(Dataset records)
● ● ● ● ● ● ●
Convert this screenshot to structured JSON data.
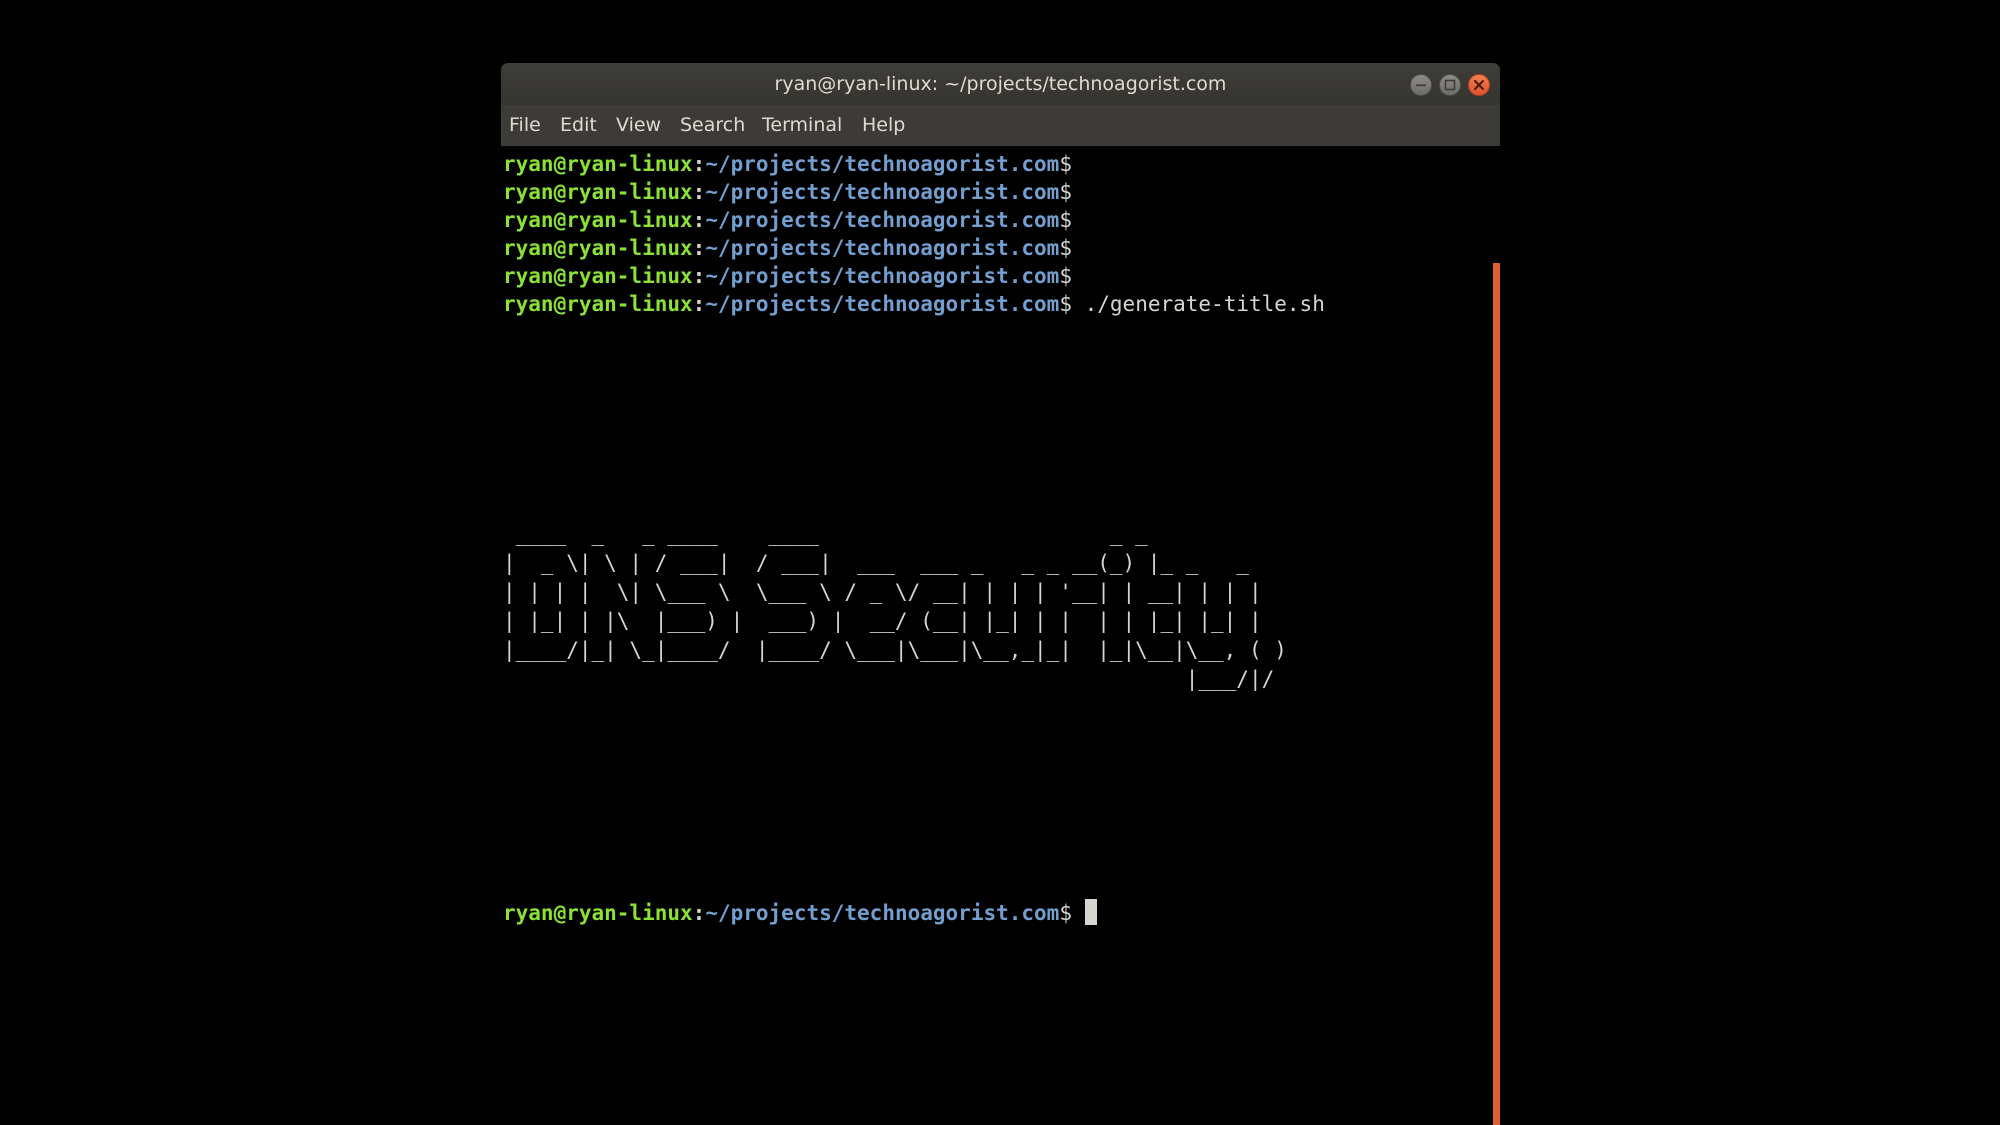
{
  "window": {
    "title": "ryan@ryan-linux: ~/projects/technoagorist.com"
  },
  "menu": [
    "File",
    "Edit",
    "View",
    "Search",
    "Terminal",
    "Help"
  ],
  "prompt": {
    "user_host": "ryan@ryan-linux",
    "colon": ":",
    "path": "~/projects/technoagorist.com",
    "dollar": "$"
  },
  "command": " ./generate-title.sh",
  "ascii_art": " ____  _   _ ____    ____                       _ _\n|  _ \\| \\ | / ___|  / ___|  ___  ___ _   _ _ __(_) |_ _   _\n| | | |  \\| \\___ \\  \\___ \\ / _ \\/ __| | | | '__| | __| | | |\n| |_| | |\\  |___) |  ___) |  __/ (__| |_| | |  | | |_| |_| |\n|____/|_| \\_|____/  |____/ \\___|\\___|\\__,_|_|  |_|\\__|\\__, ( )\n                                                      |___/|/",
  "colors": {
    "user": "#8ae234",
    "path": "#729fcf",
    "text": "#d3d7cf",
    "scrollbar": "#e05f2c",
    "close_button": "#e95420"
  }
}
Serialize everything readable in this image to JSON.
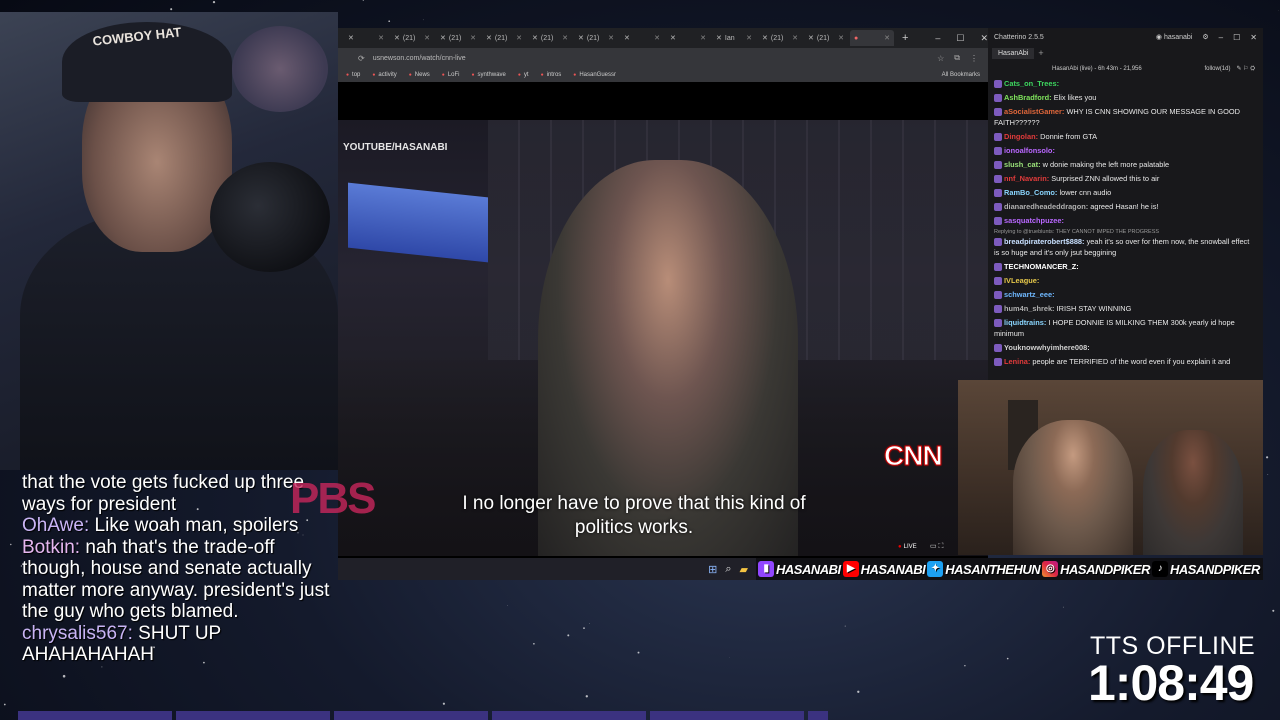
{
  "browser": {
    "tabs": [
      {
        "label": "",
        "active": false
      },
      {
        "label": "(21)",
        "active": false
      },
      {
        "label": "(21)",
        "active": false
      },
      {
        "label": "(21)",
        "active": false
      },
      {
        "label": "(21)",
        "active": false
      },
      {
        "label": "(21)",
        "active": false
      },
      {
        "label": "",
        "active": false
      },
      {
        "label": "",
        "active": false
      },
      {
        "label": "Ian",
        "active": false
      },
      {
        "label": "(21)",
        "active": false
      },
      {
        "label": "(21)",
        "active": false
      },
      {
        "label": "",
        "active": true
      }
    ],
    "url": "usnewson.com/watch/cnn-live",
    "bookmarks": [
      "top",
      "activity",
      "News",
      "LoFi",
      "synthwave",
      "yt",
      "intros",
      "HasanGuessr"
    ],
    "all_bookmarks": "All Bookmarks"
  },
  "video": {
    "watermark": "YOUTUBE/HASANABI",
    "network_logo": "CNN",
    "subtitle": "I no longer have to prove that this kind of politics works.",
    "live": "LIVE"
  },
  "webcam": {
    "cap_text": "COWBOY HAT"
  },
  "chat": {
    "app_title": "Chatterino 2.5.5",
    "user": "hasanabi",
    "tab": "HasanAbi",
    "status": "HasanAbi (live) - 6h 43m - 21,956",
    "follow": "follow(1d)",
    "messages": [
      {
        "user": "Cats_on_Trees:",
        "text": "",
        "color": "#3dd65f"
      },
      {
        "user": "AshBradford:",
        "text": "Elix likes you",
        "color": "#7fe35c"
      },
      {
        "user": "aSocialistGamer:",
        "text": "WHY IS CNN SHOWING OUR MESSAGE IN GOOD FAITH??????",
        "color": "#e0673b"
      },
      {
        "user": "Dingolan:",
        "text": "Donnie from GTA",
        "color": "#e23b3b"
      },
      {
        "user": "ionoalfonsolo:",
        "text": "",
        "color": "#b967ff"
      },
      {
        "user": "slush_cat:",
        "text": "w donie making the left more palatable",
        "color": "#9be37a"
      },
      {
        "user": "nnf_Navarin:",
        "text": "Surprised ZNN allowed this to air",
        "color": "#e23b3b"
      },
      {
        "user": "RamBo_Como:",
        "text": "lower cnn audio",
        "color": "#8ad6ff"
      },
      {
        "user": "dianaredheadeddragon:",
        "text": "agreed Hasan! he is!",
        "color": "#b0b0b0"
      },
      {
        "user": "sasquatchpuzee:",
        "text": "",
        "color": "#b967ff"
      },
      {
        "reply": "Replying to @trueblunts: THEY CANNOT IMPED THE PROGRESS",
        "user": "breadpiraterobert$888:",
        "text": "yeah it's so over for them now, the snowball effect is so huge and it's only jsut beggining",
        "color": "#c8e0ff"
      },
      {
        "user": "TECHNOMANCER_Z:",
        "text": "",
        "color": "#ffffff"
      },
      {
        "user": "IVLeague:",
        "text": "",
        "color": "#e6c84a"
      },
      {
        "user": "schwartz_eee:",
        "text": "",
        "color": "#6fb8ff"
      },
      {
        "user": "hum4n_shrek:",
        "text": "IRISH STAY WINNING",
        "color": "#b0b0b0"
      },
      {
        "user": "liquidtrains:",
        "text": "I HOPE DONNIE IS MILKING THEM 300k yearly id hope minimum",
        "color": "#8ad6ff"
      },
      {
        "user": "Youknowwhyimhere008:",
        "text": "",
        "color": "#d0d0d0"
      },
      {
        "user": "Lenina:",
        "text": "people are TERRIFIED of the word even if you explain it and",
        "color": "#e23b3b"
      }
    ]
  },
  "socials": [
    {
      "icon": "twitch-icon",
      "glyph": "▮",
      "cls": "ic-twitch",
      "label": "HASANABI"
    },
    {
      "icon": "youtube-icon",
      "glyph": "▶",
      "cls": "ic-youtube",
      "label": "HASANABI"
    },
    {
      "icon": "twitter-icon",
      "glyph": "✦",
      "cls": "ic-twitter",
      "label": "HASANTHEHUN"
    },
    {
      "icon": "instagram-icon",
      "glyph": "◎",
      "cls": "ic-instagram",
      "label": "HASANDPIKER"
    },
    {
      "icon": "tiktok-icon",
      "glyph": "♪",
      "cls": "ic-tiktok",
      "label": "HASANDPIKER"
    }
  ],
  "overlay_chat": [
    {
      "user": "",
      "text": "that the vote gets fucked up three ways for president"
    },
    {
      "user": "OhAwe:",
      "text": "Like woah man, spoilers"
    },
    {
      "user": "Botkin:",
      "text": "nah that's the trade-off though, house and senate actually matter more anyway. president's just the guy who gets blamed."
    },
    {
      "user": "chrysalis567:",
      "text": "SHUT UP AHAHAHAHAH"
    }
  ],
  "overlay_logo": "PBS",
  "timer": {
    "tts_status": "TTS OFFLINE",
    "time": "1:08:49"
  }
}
● ● ● ● ● ● ●
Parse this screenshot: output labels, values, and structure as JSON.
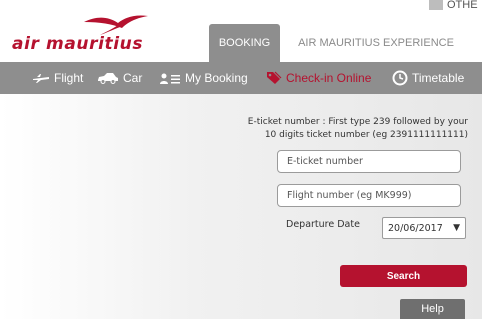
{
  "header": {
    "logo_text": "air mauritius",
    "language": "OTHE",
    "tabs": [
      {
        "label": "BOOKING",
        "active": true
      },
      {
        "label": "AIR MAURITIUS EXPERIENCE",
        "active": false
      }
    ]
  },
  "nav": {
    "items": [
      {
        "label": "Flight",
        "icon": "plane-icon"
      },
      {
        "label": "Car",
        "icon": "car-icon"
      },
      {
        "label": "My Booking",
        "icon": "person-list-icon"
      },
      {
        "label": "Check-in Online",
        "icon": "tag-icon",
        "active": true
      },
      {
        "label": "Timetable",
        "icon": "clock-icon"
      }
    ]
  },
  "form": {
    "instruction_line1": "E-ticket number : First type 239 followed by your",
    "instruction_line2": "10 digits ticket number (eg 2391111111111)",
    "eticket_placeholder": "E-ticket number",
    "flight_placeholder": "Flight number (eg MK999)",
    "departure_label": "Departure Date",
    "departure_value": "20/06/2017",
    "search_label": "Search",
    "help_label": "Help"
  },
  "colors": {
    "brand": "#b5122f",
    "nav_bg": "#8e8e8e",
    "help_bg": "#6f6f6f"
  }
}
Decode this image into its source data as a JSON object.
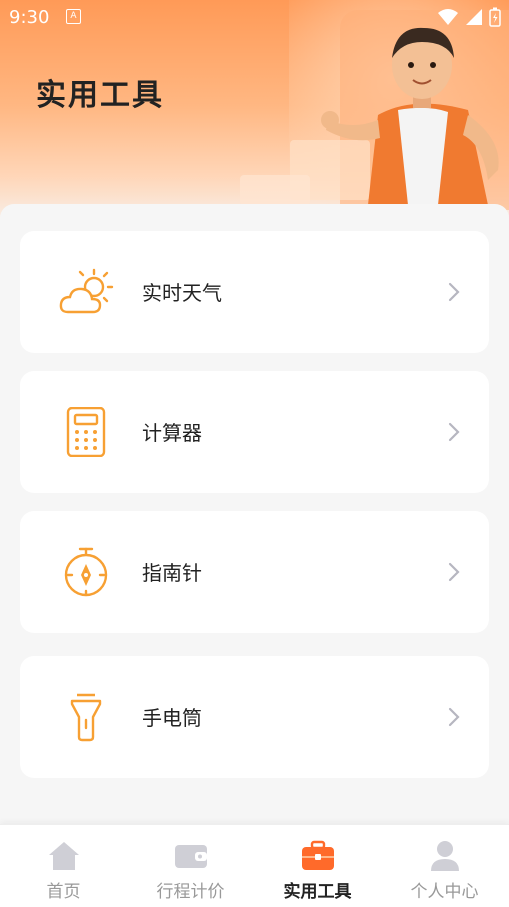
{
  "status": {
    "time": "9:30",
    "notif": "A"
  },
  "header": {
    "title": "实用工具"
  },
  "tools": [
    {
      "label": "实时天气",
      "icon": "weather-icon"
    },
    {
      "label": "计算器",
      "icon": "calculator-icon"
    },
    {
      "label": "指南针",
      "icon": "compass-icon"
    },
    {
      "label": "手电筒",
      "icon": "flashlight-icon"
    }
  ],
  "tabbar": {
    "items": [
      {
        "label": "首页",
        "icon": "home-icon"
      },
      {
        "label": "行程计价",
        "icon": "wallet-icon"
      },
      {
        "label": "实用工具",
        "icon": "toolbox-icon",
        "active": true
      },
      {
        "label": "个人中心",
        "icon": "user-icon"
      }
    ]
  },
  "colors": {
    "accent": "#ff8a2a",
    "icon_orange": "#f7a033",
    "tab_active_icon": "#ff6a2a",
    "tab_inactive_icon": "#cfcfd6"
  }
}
● ● ● ● ● ● ●
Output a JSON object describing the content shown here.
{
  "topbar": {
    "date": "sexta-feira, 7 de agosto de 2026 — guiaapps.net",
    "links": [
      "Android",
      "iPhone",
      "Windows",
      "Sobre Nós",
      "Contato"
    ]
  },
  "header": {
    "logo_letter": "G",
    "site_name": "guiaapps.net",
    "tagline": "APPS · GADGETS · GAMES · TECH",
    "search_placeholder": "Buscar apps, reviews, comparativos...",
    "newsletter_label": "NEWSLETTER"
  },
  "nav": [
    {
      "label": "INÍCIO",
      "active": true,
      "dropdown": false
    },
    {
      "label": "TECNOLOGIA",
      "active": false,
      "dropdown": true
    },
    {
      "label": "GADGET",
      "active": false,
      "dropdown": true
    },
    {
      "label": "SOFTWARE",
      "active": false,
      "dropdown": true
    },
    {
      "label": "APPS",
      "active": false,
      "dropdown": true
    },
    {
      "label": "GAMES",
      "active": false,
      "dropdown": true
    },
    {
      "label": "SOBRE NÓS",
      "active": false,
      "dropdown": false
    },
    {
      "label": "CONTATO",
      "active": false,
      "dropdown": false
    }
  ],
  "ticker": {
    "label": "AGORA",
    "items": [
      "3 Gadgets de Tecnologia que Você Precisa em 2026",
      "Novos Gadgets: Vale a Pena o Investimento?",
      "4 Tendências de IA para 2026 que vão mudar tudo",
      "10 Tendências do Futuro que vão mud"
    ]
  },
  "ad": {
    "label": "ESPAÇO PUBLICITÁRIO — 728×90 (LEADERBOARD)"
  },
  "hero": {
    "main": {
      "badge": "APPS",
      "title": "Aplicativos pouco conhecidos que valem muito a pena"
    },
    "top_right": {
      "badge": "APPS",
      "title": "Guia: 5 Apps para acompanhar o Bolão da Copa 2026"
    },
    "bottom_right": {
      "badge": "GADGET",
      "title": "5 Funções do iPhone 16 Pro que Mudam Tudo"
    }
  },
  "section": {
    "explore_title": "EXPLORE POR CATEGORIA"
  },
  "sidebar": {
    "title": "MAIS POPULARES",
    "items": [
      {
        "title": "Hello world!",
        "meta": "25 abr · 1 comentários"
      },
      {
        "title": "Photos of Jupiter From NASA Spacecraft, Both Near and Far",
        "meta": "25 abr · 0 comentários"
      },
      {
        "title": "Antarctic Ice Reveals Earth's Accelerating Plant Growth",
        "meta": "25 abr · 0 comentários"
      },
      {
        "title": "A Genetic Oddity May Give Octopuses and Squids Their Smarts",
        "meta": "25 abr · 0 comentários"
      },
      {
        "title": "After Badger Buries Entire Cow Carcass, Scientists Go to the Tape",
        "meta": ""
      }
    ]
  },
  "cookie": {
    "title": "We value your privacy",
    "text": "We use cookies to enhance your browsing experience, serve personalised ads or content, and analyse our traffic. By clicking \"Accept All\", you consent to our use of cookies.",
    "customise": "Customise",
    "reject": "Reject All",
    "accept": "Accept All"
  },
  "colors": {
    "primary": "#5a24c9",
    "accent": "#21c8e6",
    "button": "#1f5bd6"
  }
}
● ● ● ● ● ● ●
**Aim:**
From the records above, pull out each line that has "projects".

**Solution for this task:**
    "title": "ryan@ryan-linux: ~/projects/technoagorist.com"
    "path": "~/projects/technoagorist.com",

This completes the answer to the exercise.